**Challenge**
Give the number of lines in the records below that include "future". Reply with that number alone.

★ ★ ★ ★ ★ ★ ★

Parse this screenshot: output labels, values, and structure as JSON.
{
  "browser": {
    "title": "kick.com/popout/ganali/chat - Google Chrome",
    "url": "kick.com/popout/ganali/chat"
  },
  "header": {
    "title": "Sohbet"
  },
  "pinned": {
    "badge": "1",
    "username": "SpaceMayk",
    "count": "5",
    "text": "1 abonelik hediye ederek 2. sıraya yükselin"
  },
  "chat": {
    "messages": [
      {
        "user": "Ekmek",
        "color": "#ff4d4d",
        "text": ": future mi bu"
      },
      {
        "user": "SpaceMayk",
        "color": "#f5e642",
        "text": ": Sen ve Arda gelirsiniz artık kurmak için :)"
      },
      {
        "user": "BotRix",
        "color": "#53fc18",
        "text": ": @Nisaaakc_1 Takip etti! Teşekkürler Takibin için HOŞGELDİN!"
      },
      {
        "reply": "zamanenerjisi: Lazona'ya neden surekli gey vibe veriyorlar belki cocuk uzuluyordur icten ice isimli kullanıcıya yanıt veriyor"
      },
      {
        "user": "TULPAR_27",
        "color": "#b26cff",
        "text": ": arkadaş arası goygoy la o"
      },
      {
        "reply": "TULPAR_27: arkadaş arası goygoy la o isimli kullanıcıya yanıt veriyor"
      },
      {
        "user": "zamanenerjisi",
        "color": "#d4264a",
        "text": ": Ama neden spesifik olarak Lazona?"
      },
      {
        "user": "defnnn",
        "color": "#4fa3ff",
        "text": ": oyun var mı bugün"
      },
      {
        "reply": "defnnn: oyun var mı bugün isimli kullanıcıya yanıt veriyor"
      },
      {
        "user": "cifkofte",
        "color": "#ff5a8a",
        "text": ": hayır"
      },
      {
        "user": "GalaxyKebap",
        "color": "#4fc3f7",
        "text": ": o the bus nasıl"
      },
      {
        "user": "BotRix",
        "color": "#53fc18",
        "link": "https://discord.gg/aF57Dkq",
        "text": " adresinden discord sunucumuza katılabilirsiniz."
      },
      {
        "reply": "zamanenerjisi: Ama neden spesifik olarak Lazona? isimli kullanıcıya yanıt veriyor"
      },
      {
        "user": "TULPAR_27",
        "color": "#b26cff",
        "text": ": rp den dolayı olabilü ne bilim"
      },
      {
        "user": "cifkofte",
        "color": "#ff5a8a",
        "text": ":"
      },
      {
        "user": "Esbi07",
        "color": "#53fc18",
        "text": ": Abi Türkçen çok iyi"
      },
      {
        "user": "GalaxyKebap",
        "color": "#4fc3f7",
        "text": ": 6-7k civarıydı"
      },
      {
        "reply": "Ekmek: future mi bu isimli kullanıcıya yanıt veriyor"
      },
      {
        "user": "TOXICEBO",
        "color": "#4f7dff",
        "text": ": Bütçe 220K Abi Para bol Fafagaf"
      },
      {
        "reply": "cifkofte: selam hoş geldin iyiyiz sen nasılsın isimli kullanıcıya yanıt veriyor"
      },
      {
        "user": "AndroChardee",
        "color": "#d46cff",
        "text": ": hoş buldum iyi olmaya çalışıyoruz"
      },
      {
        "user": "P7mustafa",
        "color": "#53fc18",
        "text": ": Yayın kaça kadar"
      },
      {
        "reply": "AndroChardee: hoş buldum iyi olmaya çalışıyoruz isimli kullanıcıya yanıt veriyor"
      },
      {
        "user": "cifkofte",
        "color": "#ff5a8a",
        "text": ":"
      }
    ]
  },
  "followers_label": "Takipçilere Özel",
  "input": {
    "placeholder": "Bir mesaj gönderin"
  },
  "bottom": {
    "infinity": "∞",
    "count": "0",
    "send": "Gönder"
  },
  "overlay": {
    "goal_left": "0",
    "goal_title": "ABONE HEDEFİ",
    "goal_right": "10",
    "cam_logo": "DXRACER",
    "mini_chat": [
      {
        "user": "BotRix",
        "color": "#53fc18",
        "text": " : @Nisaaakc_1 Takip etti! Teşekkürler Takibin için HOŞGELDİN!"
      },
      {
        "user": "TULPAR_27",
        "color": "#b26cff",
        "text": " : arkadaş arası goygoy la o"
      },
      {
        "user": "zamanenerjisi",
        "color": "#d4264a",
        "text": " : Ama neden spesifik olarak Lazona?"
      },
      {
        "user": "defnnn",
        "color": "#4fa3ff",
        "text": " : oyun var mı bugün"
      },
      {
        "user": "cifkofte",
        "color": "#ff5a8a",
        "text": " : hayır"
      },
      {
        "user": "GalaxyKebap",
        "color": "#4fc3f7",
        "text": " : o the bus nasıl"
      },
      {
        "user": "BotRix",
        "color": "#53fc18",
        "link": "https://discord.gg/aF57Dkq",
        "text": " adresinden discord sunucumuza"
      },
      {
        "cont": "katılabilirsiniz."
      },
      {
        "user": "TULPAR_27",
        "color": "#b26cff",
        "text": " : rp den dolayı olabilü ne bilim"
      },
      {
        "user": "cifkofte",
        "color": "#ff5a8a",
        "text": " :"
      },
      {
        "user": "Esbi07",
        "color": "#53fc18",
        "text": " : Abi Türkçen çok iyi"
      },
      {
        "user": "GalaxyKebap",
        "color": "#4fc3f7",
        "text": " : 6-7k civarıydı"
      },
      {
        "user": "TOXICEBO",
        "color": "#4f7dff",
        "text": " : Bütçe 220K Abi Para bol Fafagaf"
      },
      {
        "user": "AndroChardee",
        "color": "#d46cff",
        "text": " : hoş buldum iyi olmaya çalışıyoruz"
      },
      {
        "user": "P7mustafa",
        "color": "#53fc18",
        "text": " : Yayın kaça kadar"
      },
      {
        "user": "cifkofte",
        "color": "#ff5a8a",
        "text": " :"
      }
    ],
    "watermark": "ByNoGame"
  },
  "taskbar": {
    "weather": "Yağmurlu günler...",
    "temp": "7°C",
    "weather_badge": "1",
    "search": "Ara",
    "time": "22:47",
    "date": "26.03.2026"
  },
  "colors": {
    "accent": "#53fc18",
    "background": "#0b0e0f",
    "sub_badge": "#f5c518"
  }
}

★ ★ ★ ★ ★ ★ ★

**Exercise result**
2